(Items listed in a dataset)

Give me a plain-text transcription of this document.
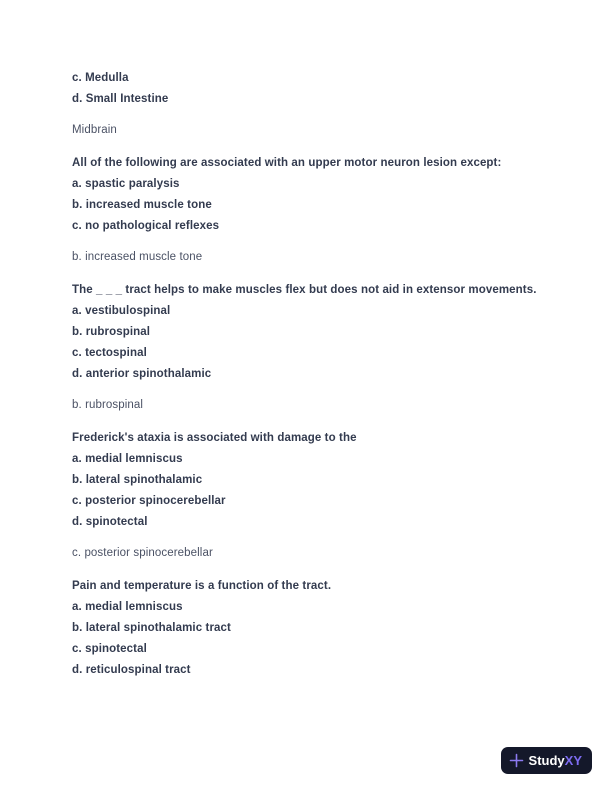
c. Medulla
d. Small Intestine
Midbrain
All of the following are associated with an upper motor neuron lesion except:
a. spastic paralysis
b. increased muscle tone
c. no pathological reflexes
b. increased muscle tone
The _ _ _ tract helps to make muscles flex but does not aid in extensor movements.
a. vestibulospinal
b. rubrospinal
c. tectospinal
d. anterior spinothalamic
b. rubrospinal
Frederick's ataxia is associated with damage to the
a. medial lemniscus
b. lateral spinothalamic
c. posterior spinocerebellar
d. spinotectal
c. posterior spinocerebellar
Pain and temperature is a function of the tract.
a. medial lemniscus
b. lateral spinothalamic tract
c. spinotectal
d. reticulospinal tract
StudyXY
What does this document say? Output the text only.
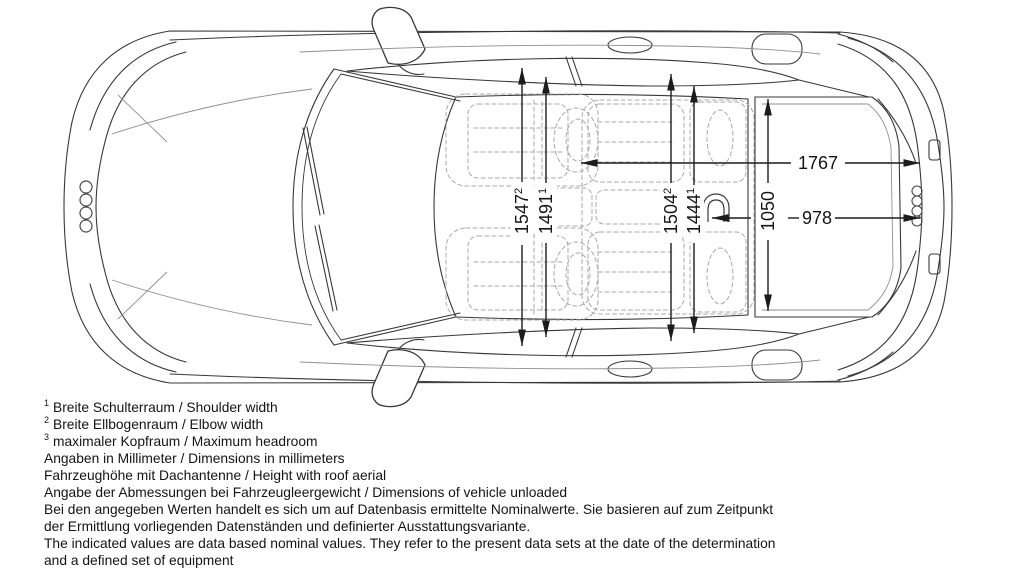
1547$^2$
1491$^1$
1504$^2$
1444$^1$	1050
1767
978
$^1$ Breite Schulterraum / Shoulder width
$^2$ Breite Ellbogenraum / Elbow width
$^3$ maximaler Kopfraum / Maximum headroom
Angaben in Millimeter / Dimensions in millimeters
Fahrzeughöhe mit Dachantenne / Height with roof aerial
Angabe der Abmessungen bei Fahrzeugleergewicht / Dimensions of vehicle unloaded
Bei den angegeben Werten handelt es sich um auf Datenbasis ermittelte Nominalwerte. Sie basieren auf zum Zeitpunkt
der Ermittlung vorliegenden Datenständen und definierter Ausstattungsvariante.
The indicated values are data based nominal values. They refer to the present data sets at the date of the determination
and a defined set of equipment
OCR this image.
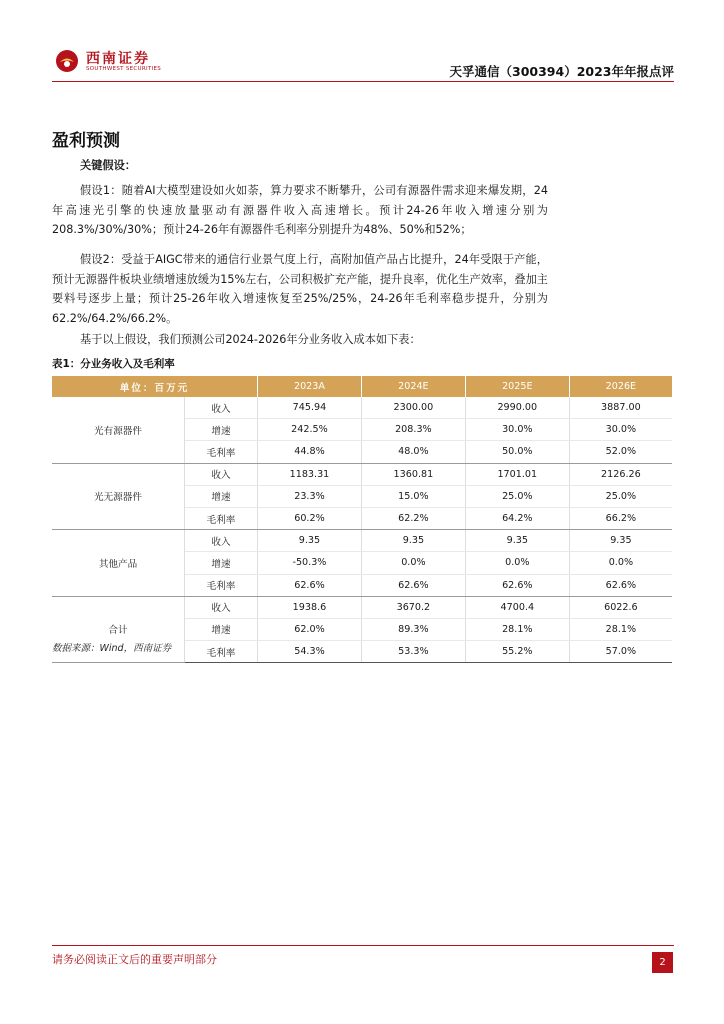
西南证券
SOUTHWEST SECURITIES	天孚通信（300394）2023年年报点评
盈利预测
关键假设：
假设1：随着AI大模型建设如火如荼，算力要求不断攀升，公司有源器件需求迎来爆发期，24年高速光引擎的快速放量驱动有源器件收入高速增长。预计24-26年收入增速分别为208.3%/30%/30%；预计24-26年有源器件毛利率分别提升为48%、50%和52%；
假设2：受益于AIGC带来的通信行业景气度上行，高附加值产品占比提升，24年受限于产能，预计无源器件板块业绩增速放缓为15%左右，公司积极扩充产能，提升良率，优化生产效率，叠加主要料号逐步上量；预计25-26年收入增速恢复至25%/25%，24-26年毛利率稳步提升，分别为62.2%/64.2%/66.2%。
基于以上假设，我们预测公司2024-2026年分业务收入成本如下表：
表1：分业务收入及毛利率
单位：百万元		2023A	2024E	2025E	2026E
光有源器件	收入	745.94	2300.00	2990.00	3887.00
	增速	242.5%	208.3%	30.0%	30.0%
	毛利率	44.8%	48.0%	50.0%	52.0%
光无源器件	收入	1183.31	1360.81	1701.01	2126.26
	增速	23.3%	15.0%	25.0%	25.0%
	毛利率	60.2%	62.2%	64.2%	66.2%
其他产品	收入	9.35	9.35	9.35	9.35
	增速	-50.3%	0.0%	0.0%	0.0%
	毛利率	62.6%	62.6%	62.6%	62.6%
合计	收入	1938.6	3670.2	4700.4	6022.6
	增速	62.0%	89.3%	28.1%	28.1%
	毛利率	54.3%	53.3%	55.2%	57.0%
数据来源：Wind，西南证券
请务必阅读正文后的重要声明部分	2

Exercise aim »
The records above are to be quoted exactly, with all pictures left out.

Task solution »
Give me a plain-text transcription of this document.
c. Medulla
d. Small Intestine
Midbrain
All of the following are associated with an upper motor neuron lesion except:
a. spastic paralysis
b. increased muscle tone
c. no pathological reflexes
b. increased muscle tone
The _ _ _ tract helps to make muscles flex but does not aid in extensor movements.
a. vestibulospinal
b. rubrospinal
c. tectospinal
d. anterior spinothalamic
b. rubrospinal
Frederick's ataxia is associated with damage to the
a. medial lemniscus
b. lateral spinothalamic
c. posterior spinocerebellar
d. spinotectal
c. posterior spinocerebellar
Pain and temperature is a function of the tract.
a. medial lemniscus
b. lateral spinothalamic tract
c. spinotectal
d. reticulospinal tract
StudyXY
What does this document say? Output the text only.
1547$^2$
1491$^1$
1504$^2$
1444$^1$	1050
1767
978
$^1$ Breite Schulterraum / Shoulder width
$^2$ Breite Ellbogenraum / Elbow width
$^3$ maximaler Kopfraum / Maximum headroom
Angaben in Millimeter / Dimensions in millimeters
Fahrzeughöhe mit Dachantenne / Height with roof aerial
Angabe der Abmessungen bei Fahrzeugleergewicht / Dimensions of vehicle unloaded
Bei den angegeben Werten handelt es sich um auf Datenbasis ermittelte Nominalwerte. Sie basieren auf zum Zeitpunkt
der Ermittlung vorliegenden Datenständen und definierter Ausstattungsvariante.
The indicated values are data based nominal values. They refer to the present data sets at the date of the determination
and a defined set of equipment
OCR this image.
西南证券
SOUTHWEST SECURITIES	天孚通信（300394）2023年年报点评
盈利预测
关键假设：
假设1：随着AI大模型建设如火如荼，算力要求不断攀升，公司有源器件需求迎来爆发期，24年高速光引擎的快速放量驱动有源器件收入高速增长。预计24-26年收入增速分别为208.3%/30%/30%；预计24-26年有源器件毛利率分别提升为48%、50%和52%；
假设2：受益于AIGC带来的通信行业景气度上行，高附加值产品占比提升，24年受限于产能，预计无源器件板块业绩增速放缓为15%左右，公司积极扩充产能，提升良率，优化生产效率，叠加主要料号逐步上量；预计25-26年收入增速恢复至25%/25%，24-26年毛利率稳步提升，分别为62.2%/64.2%/66.2%。
基于以上假设，我们预测公司2024-2026年分业务收入成本如下表：
表1：分业务收入及毛利率
单位：百万元		2023A	2024E	2025E	2026E
光有源器件	收入	745.94	2300.00	2990.00	3887.00
	增速	242.5%	208.3%	30.0%	30.0%
	毛利率	44.8%	48.0%	50.0%	52.0%
光无源器件	收入	1183.31	1360.81	1701.01	2126.26
	增速	23.3%	15.0%	25.0%	25.0%
	毛利率	60.2%	62.2%	64.2%	66.2%
其他产品	收入	9.35	9.35	9.35	9.35
	增速	-50.3%	0.0%	0.0%	0.0%
	毛利率	62.6%	62.6%	62.6%	62.6%
合计	收入	1938.6	3670.2	4700.4	6022.6
	增速	62.0%	89.3%	28.1%	28.1%
	毛利率	54.3%	53.3%	55.2%	57.0%
数据来源：Wind，西南证券
请务必阅读正文后的重要声明部分	2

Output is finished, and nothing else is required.